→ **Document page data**
######
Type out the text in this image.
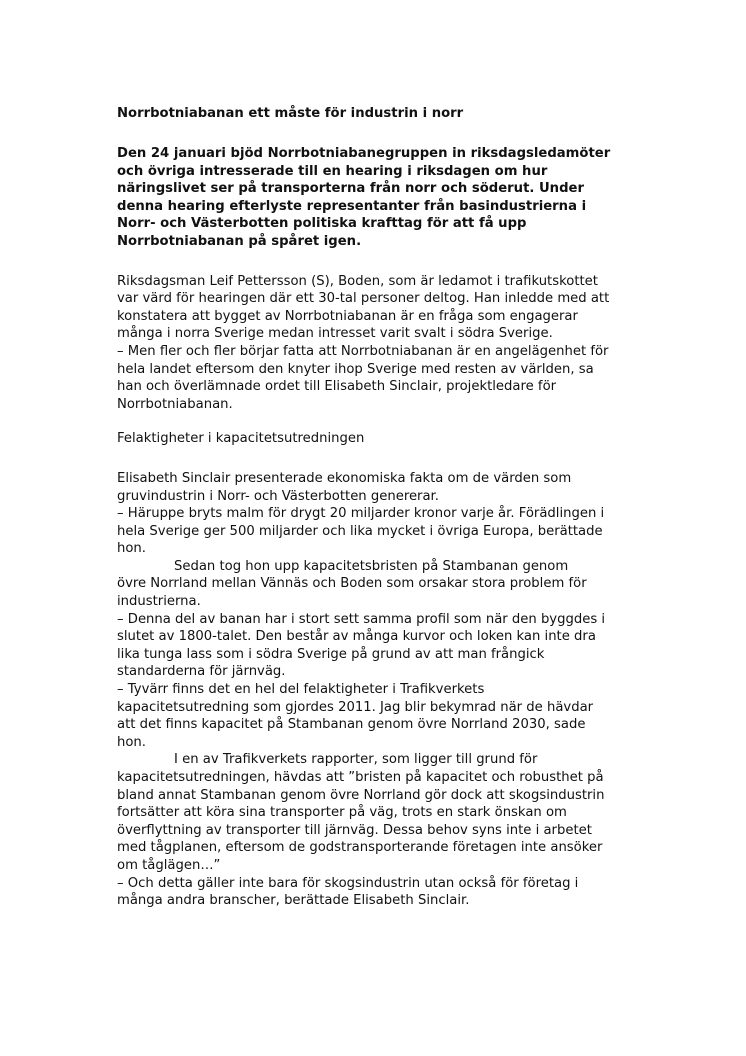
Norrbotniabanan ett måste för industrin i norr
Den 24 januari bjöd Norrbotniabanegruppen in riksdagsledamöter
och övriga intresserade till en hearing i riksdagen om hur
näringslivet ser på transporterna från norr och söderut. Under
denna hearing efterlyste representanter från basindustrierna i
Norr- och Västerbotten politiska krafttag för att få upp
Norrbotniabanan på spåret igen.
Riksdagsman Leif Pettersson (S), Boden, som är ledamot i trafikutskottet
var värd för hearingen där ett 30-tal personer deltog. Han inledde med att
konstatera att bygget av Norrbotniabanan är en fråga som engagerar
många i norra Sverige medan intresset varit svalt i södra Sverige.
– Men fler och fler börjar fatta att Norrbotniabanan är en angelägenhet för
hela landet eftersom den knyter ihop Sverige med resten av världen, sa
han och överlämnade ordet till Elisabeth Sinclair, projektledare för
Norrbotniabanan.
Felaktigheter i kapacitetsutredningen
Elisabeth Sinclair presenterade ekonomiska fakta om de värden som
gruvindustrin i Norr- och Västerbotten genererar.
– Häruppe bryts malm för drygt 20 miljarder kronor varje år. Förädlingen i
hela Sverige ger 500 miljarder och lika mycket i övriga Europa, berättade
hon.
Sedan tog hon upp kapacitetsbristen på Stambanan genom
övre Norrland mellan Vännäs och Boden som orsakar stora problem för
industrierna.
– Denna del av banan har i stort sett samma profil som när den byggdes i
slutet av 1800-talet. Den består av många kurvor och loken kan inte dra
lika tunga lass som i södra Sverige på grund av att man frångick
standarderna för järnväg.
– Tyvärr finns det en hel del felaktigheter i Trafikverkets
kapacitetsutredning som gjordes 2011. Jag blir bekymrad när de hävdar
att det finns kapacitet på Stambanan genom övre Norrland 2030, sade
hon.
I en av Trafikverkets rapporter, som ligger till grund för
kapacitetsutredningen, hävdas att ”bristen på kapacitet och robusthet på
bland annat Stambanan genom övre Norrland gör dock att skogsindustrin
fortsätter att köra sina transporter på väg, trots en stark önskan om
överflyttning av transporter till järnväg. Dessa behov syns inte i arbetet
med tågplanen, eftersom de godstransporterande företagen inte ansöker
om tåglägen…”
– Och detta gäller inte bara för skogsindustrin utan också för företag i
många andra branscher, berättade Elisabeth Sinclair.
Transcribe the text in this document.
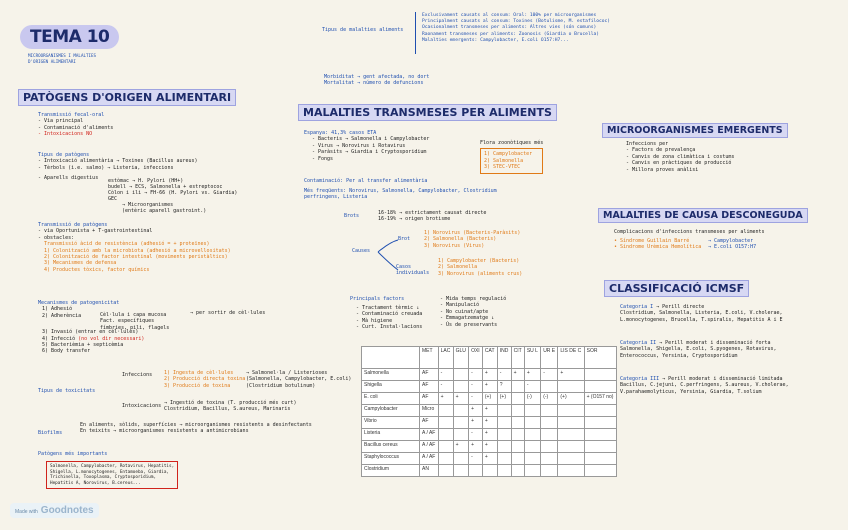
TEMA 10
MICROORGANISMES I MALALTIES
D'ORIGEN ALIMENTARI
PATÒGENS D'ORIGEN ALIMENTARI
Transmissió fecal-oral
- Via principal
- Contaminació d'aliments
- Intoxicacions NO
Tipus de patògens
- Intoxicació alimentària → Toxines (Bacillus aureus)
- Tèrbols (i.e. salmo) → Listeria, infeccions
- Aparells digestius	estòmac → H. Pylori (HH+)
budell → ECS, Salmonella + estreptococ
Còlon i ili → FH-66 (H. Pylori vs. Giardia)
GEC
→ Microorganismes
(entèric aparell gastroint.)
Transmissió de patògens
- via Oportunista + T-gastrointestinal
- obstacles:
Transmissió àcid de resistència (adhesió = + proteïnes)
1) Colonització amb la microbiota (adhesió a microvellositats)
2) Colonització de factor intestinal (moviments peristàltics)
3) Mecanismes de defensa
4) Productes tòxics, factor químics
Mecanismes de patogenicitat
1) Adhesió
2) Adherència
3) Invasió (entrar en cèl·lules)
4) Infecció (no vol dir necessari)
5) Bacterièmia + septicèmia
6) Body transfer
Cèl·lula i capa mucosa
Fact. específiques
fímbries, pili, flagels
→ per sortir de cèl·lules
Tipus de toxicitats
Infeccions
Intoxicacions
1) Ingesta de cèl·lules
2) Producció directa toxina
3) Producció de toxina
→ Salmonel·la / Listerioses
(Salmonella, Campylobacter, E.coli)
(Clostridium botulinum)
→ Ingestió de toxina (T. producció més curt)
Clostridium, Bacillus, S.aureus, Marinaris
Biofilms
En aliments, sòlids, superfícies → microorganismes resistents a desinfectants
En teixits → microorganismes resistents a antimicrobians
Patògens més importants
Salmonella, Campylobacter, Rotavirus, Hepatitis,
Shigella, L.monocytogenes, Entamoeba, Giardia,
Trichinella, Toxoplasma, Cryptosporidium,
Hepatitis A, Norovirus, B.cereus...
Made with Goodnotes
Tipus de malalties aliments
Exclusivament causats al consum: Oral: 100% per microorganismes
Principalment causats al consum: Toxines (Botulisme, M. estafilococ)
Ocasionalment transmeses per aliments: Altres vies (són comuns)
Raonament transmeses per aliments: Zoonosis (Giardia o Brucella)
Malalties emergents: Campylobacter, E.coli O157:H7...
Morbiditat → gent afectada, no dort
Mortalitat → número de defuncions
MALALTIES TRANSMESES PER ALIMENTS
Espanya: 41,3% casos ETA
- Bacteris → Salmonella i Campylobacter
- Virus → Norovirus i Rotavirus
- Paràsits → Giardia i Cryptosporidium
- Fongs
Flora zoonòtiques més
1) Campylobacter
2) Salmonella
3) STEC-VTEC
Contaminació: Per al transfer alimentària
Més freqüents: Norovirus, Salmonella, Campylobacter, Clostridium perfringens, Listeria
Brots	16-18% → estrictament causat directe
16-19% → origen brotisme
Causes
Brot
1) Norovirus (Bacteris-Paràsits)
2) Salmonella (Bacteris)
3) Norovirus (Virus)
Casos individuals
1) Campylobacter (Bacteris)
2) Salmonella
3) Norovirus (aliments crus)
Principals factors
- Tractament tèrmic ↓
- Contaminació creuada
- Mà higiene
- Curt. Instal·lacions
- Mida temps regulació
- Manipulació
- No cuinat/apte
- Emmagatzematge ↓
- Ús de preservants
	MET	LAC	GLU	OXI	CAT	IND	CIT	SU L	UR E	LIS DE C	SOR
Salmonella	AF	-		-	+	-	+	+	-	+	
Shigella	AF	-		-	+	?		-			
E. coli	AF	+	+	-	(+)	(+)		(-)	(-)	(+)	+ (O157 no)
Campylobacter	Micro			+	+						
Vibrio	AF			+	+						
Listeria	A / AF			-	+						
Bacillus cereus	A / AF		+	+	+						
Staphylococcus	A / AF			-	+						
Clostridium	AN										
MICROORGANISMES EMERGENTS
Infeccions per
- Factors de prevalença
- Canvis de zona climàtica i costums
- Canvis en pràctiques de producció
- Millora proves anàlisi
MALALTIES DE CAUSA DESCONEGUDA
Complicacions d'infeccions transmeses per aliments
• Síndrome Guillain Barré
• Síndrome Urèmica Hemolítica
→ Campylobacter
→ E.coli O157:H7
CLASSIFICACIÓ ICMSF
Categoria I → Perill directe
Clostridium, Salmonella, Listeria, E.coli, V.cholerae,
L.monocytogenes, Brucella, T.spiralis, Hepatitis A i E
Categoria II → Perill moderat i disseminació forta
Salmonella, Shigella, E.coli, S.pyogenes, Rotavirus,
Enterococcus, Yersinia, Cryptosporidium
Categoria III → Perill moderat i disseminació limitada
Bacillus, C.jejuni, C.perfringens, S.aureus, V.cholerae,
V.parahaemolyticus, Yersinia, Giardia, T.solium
######
→ **What you need to do**
From the entries, copy every line in which the word "Paràsits" occurs.

→ **Task response**
- Paràsits → Giardia i Cryptosporidium
1) Norovirus (Bacteris-Paràsits)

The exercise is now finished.